What you have to do:
Here are some records. Copy each one exactly.

## begin

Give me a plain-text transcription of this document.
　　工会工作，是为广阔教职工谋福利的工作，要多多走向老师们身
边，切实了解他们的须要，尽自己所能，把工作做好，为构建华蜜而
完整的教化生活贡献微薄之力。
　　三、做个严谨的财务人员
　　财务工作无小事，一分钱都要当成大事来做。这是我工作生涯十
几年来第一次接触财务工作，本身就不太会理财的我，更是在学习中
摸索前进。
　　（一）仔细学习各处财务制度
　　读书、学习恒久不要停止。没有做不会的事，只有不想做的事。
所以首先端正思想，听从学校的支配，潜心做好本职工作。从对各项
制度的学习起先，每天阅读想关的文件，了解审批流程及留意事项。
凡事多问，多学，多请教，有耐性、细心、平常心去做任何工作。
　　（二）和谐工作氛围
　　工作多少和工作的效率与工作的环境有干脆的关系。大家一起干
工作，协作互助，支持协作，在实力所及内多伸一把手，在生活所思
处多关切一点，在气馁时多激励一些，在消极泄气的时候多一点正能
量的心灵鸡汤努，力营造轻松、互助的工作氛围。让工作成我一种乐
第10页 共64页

## end

Correct response:
Give me a plain-text transcription of this document.
　　工会工作，是为广阔教职工谋福利的工作，要多多走向老师们身
边，切实了解他们的须要，尽自己所能，把工作做好，为构建华蜜而
完整的教化生活贡献微薄之力。
　　三、做个严谨的财务人员
　　财务工作无小事，一分钱都要当成大事来做。这是我工作生涯十
几年来第一次接触财务工作，本身就不太会理财的我，更是在学习中
摸索前进。
　　（一）仔细学习各处财务制度
　　读书、学习恒久不要停止。没有做不会的事，只有不想做的事。
所以首先端正思想，听从学校的支配，潜心做好本职工作。从对各项
制度的学习起先，每天阅读想关的文件，了解审批流程及留意事项。
凡事多问，多学，多请教，有耐性、细心、平常心去做任何工作。
　　（二）和谐工作氛围
　　工作多少和工作的效率与工作的环境有干脆的关系。大家一起干
工作，协作互助，支持协作，在实力所及内多伸一把手，在生活所思
处多关切一点，在气馁时多激励一些，在消极泄气的时候多一点正能
量的心灵鸡汤努，力营造轻松、互助的工作氛围。让工作成我一种乐
第10页 共64页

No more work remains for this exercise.